How many lines in the entries below contain "meer"? Answer with the number only.

#### Material for this task:
§ §

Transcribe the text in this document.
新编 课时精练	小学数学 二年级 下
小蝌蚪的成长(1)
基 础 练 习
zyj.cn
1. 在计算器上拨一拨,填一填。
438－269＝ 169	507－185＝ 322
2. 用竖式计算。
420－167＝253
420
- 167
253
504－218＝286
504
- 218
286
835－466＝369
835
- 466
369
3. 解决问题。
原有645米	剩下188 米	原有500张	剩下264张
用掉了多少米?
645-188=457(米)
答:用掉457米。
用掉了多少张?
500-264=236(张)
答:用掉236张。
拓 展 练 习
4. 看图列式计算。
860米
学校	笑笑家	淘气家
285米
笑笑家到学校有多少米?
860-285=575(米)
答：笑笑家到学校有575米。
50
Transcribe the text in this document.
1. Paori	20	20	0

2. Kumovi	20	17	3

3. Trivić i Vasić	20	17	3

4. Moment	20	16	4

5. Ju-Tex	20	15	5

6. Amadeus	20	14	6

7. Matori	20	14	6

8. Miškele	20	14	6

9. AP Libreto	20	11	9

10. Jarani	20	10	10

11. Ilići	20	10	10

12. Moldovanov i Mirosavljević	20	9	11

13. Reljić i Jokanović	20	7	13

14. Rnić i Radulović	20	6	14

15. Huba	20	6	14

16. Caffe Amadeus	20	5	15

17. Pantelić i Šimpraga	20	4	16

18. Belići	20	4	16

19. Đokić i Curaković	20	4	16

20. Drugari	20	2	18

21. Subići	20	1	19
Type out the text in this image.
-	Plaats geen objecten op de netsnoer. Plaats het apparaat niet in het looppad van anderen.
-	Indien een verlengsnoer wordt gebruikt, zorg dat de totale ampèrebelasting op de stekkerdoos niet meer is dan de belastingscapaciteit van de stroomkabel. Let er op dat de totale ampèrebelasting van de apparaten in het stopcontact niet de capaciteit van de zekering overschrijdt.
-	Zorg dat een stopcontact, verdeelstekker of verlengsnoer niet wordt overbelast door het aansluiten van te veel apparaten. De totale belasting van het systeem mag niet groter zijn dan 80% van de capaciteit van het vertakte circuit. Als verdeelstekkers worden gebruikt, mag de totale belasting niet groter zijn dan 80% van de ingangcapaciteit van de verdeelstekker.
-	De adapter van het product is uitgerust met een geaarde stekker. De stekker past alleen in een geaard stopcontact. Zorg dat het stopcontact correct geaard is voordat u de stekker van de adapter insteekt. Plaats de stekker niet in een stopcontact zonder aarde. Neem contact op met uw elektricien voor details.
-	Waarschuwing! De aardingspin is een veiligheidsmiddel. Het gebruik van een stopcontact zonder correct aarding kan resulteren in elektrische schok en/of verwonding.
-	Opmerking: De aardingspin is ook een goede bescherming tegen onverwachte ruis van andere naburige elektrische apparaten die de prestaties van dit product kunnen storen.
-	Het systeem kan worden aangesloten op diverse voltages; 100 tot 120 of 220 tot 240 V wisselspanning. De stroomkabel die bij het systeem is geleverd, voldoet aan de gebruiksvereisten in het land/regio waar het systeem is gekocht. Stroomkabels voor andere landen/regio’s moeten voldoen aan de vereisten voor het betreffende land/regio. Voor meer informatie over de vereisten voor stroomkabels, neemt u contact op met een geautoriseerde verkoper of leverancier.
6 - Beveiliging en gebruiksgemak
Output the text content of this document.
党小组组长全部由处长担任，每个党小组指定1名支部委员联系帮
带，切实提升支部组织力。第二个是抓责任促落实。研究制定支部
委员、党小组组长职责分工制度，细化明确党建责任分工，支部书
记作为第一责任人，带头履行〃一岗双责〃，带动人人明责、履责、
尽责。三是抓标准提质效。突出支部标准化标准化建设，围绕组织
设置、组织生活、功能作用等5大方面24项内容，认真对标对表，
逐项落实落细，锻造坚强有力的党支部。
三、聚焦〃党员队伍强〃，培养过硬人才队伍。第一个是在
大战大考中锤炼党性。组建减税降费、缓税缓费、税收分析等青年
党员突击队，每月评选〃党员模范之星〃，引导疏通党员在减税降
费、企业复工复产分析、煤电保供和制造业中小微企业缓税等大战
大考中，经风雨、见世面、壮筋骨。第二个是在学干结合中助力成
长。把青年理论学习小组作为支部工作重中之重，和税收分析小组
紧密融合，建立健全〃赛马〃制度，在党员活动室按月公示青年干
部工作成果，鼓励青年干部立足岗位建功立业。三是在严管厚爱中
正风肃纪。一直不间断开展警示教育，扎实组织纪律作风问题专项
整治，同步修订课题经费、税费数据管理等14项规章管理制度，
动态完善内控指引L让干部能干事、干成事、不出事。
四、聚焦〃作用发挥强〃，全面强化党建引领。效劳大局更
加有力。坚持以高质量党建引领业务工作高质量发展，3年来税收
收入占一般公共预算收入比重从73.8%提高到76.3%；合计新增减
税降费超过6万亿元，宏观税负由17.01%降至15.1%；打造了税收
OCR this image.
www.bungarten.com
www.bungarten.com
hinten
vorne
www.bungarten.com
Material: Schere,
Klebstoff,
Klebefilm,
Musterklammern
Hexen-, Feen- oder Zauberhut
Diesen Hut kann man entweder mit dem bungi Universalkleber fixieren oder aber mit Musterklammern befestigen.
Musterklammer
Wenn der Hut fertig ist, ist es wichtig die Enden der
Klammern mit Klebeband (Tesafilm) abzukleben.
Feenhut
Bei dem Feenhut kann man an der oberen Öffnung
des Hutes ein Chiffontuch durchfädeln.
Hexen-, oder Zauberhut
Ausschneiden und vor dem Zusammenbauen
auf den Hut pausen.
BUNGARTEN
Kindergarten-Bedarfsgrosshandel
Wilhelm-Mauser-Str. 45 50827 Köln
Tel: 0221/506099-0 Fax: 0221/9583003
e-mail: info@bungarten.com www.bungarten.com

§ §

#### The output:
2